[Texto proporcionado]

Este lunes 7 de marzo soñé con una piña, una que tenía varios ramos de hojas, no sé si me explico, pero háganse la idea. Significó bastante teniendo en cuenta que fue mi cumpleaños y de verdad que la premonición no fue falsa. La celebración FUE LO MÁXIMO, fue genial, fue hermosa, sabrosa. Gracias a la enorme colaboración de mi amiga Francia, celebramos mi cumpleaños en una piscina, acompañándolo con buena música (jazz, bossa nova, tango y un cierre con música electrónica), a pesar de varios comentarios adversos a mis gustos musicales jajajaja –la juventud no sabe apreciar la buena música jajajaja-.
Pues no fueron todos mis invitados, pero disfruté con los que estuvieron, tomé y fumé como me dio la gana y me sentí libre, dichoso. Confieso que nunca había celebrado un cumpleaños con tanta emoción. El pecho me dolía de tanta alegría, mi corazón estaba hinchado de gozo. Y todo eso a pesar de que la persona de la que me enamoré, hace 3 años y hasta este lunes pasado, justamente en mi cumpleaños me hirió bajo, bien bajo. Aunque creo que mi mente hizo “pausa” en ese programa, por varias horas, porque no fue sino hasta la noche, cuando bajo los efectos del licor, mi corazón –y una canción que me gusta- me dijo “BASTA” y no pude soportarlo más. Me fui en llanto.

[/Texto proporcionado]
[Datos del conjunto]

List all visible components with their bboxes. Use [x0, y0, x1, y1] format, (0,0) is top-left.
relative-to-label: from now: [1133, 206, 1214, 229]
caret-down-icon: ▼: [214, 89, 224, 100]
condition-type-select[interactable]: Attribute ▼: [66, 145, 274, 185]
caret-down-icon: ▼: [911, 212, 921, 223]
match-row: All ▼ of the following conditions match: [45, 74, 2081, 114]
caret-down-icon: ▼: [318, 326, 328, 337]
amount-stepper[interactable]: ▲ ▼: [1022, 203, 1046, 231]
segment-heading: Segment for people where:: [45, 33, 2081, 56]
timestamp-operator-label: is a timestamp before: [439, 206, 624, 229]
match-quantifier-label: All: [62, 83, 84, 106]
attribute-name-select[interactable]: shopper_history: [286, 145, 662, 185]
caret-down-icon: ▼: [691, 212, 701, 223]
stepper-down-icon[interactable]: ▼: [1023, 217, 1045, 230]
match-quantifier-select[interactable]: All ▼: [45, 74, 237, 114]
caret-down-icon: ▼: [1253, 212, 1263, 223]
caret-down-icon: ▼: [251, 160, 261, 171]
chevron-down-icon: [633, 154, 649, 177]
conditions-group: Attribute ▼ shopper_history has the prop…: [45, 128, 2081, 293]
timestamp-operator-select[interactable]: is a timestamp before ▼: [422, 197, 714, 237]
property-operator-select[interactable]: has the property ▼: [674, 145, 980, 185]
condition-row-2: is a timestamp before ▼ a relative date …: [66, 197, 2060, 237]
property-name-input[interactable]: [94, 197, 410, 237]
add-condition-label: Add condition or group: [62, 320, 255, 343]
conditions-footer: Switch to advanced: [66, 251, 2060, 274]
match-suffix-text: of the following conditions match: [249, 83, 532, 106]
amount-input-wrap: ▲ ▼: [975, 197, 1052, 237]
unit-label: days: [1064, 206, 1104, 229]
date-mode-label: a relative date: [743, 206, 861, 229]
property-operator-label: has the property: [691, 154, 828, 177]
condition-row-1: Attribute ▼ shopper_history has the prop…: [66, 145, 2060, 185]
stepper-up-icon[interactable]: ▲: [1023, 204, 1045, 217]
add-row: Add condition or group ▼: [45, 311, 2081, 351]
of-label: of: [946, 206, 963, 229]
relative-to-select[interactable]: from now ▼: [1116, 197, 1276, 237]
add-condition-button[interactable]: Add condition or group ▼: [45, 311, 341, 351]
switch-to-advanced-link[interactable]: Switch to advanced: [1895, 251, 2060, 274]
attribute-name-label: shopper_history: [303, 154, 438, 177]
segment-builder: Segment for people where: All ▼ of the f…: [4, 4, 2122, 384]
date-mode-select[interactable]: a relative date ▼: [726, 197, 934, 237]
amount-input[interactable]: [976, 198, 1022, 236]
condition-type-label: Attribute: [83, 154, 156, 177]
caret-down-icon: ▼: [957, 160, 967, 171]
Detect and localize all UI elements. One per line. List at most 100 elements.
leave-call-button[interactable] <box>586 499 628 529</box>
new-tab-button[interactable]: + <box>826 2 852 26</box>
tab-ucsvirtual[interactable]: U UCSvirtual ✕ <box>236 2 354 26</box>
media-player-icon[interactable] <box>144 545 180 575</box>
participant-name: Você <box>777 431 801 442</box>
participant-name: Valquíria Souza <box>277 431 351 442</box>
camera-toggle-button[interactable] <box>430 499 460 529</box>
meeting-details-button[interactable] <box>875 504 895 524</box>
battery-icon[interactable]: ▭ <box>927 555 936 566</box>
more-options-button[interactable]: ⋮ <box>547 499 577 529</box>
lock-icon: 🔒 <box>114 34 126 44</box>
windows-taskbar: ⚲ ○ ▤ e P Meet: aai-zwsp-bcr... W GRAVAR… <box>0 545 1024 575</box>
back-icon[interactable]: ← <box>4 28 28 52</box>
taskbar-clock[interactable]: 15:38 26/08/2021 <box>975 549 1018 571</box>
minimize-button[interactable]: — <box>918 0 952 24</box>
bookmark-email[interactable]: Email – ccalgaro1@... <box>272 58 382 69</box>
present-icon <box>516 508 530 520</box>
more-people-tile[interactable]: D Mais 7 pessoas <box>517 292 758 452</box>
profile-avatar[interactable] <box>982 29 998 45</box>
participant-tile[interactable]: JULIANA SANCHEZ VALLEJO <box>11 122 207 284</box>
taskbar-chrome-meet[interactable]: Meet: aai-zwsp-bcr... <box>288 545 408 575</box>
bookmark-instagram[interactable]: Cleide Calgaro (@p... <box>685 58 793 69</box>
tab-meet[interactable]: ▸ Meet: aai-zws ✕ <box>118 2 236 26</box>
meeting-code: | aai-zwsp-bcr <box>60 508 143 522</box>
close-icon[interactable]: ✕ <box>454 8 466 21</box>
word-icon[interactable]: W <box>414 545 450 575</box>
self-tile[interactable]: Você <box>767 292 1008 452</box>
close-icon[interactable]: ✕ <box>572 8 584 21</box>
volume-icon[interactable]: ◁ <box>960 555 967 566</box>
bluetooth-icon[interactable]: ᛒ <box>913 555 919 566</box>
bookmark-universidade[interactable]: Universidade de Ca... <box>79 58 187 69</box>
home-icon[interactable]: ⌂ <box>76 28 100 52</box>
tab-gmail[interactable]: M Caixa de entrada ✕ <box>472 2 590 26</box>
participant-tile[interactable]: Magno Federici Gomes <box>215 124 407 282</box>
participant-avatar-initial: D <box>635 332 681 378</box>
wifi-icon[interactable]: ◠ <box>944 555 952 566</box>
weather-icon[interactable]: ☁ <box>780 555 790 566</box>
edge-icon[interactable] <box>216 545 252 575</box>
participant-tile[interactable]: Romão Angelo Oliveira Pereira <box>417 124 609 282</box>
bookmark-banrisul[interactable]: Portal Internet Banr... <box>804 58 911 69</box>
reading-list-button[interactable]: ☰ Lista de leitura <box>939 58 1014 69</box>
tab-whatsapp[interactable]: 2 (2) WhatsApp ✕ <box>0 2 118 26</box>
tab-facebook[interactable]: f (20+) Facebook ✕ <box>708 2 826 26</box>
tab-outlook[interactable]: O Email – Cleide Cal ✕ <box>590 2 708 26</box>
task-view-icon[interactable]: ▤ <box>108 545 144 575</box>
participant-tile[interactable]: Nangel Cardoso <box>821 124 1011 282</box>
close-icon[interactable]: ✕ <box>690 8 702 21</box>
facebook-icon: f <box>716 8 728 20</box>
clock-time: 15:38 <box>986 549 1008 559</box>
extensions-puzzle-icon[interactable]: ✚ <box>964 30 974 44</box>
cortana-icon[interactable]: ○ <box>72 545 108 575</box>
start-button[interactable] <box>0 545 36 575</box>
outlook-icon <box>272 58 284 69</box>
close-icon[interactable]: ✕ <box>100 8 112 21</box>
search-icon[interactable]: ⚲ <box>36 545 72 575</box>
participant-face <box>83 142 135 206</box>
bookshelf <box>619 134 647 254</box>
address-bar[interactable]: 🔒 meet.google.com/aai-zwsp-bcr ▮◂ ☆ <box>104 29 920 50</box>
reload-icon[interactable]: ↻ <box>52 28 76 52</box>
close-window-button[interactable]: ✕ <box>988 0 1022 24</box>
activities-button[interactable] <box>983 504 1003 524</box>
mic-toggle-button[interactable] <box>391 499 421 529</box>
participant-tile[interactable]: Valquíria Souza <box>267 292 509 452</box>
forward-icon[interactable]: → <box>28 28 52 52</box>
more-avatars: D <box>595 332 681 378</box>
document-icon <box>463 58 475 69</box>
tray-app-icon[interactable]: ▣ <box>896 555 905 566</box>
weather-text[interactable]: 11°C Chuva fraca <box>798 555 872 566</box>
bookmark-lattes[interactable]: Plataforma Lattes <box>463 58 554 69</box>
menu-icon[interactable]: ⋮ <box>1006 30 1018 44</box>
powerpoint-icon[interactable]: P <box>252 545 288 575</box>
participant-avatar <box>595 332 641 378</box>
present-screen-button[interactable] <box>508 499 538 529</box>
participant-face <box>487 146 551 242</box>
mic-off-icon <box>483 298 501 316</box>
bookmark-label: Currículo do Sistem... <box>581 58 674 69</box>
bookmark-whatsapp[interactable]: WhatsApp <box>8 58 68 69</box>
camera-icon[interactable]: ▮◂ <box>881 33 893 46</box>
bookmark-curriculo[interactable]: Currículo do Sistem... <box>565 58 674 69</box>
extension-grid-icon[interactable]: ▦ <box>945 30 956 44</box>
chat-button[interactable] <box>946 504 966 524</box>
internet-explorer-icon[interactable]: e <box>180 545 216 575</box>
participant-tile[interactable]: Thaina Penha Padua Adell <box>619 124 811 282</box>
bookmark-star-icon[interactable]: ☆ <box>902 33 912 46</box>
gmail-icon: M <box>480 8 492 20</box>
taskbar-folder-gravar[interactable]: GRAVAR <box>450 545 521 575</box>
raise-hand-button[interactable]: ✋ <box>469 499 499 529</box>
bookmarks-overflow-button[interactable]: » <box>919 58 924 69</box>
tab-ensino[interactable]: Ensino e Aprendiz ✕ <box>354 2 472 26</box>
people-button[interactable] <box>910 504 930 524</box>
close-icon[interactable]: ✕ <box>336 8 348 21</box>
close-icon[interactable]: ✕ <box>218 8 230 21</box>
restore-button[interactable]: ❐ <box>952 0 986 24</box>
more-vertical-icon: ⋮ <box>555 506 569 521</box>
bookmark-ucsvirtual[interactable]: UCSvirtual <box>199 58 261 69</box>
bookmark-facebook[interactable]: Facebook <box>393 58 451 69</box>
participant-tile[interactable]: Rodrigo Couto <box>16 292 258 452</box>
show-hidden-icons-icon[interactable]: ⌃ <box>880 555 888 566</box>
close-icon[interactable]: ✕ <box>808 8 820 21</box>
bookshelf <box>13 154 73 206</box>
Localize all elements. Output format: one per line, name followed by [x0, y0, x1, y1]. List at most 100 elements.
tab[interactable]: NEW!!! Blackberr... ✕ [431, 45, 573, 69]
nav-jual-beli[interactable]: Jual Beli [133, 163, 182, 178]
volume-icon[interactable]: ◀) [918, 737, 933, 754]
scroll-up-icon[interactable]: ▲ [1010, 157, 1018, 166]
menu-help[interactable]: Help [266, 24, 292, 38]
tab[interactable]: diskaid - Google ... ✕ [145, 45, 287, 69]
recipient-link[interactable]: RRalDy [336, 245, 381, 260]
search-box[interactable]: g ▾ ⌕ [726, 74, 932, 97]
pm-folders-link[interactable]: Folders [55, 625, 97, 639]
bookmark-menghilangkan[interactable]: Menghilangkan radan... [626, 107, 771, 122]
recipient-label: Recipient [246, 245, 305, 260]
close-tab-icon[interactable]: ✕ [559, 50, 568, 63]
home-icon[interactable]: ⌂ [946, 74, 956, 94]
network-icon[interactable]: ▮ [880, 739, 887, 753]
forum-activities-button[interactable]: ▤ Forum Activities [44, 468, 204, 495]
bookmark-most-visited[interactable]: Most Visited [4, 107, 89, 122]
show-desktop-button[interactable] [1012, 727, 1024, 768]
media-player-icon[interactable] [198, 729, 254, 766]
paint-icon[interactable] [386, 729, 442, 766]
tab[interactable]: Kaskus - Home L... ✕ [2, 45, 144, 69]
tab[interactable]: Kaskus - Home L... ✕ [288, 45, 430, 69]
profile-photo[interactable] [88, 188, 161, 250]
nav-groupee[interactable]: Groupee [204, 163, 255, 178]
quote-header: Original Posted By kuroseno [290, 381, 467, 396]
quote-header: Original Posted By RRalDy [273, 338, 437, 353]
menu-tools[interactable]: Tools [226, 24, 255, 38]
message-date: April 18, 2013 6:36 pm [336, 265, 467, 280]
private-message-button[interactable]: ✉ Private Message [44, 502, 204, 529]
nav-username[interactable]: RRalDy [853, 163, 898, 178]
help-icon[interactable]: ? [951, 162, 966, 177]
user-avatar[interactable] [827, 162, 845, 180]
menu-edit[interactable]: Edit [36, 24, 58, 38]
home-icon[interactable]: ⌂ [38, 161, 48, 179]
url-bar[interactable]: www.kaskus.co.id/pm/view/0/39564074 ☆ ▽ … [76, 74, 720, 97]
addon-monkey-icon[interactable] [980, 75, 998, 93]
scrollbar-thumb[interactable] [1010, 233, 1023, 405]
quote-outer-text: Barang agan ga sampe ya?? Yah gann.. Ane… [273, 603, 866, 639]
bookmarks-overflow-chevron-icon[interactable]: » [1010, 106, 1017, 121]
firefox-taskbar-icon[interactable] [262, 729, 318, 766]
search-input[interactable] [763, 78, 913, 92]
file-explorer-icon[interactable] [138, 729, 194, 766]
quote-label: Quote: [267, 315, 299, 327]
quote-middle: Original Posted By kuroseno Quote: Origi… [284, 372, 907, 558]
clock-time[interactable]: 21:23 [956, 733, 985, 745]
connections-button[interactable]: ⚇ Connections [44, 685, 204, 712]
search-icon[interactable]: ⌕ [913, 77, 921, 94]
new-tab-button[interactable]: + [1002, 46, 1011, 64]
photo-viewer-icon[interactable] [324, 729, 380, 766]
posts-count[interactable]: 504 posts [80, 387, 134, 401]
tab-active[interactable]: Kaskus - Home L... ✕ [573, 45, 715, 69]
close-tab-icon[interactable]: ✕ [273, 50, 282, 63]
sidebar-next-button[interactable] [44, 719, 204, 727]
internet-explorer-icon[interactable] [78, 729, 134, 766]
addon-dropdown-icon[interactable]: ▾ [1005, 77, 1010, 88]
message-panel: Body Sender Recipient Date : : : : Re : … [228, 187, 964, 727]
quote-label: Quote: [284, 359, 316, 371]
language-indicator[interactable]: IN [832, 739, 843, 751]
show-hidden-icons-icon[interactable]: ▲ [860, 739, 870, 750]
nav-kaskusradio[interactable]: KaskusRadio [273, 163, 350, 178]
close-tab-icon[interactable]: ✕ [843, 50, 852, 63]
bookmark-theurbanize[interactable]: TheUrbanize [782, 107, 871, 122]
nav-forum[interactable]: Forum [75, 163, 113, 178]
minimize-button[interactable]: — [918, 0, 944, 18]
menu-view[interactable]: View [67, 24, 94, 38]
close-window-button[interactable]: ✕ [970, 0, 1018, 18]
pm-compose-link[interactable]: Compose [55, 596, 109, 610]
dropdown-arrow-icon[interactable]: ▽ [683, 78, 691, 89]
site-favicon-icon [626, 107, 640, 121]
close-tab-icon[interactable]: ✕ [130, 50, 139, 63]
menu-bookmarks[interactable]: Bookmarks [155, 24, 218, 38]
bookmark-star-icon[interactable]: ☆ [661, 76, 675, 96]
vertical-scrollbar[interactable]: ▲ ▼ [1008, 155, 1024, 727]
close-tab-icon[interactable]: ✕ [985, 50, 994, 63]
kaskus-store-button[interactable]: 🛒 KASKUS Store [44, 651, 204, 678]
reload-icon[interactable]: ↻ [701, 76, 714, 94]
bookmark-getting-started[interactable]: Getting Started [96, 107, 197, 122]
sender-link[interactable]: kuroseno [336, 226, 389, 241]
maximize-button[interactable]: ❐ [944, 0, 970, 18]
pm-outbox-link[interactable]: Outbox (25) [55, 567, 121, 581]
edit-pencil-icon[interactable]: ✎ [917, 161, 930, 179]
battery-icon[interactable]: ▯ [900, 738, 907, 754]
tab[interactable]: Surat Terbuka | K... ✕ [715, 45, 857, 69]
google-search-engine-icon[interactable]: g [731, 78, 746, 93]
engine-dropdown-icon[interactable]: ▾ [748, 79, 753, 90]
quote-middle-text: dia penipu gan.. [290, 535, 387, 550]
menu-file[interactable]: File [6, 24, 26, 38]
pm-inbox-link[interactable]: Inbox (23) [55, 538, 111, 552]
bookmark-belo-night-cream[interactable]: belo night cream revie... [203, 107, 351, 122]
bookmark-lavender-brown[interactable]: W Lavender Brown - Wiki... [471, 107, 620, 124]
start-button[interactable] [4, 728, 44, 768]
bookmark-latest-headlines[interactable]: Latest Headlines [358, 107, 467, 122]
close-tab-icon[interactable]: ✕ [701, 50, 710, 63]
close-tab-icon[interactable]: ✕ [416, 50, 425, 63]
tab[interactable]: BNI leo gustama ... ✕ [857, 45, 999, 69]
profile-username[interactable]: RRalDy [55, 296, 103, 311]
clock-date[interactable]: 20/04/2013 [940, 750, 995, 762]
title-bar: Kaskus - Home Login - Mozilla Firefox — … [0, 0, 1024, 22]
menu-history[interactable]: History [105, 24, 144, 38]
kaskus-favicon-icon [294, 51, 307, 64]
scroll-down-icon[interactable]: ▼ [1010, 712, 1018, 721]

[/Datos del conjunto]

◆ Lista de tareas
(1) Indica si cada afirmación concuerda con el relato del cumpleaños y responde sí o no, citando textualmente las palabras que lo deciden: (a) la celebración tuvo lugar en una piscina; (b) asistieron todos los invitados; (c) el sueño con la piña ocurrió el domingo 6 de marzo.
(2) Prolonga el relato del cumpleaños a partir de su última oración, con la misma voz en primera persona.

◆ Respuestas en orden
(1)
(a) Sí: "celebramos mi cumpleaños en una piscina".
(b) No: "no fueron todos mis invitados".
(c) No: "Este lunes 7 de marzo soñé con una piña".

(2)
Con todo y eso siento que estos 20 años han valido la pena, han sido intensos, inestables, fluctuantes, torpes, a veces sabios. Dios me ha regalado una vida extraña, hermosa, loca, dramática, llena de letras y buena música. Me ha dado un alma de viejito prematuro y un corazón de niño damnificado. Y AÚN ASÍ, creo en los cuentos de hadas, creo en la imaginación, creo en la poca distancia, creo en EL SER SUPREMO, en un cigarrillo, vino y conversaciones honestas. Todavía, dentro de mi desastre, siento cierta coherencia. Todavía me siento capaz de sonreír sin muchas razones, de crecer como persona y de lograr mi éxito.
No tengo muchas palabras esta noche –porque son las 2:19am del miércoles 9 de marzo- pero quiero que sirva este post para decir:
GRACIAS A LA VIDA, AL OXÍGENO, AL AMOR, A DIOS, AL UNIVERSO Y LA GALAXIA QUE ME HOSPEDA.
GRACIAS A MIS AMIGOS… A MI HERMOSA MADRE (LA ÚNICA, LA MEJOR, LA MÁS ARRECHA, LA MÁS RESTEADA)
GRACIAS POR LA FAMILIA (la elegida y la heredada)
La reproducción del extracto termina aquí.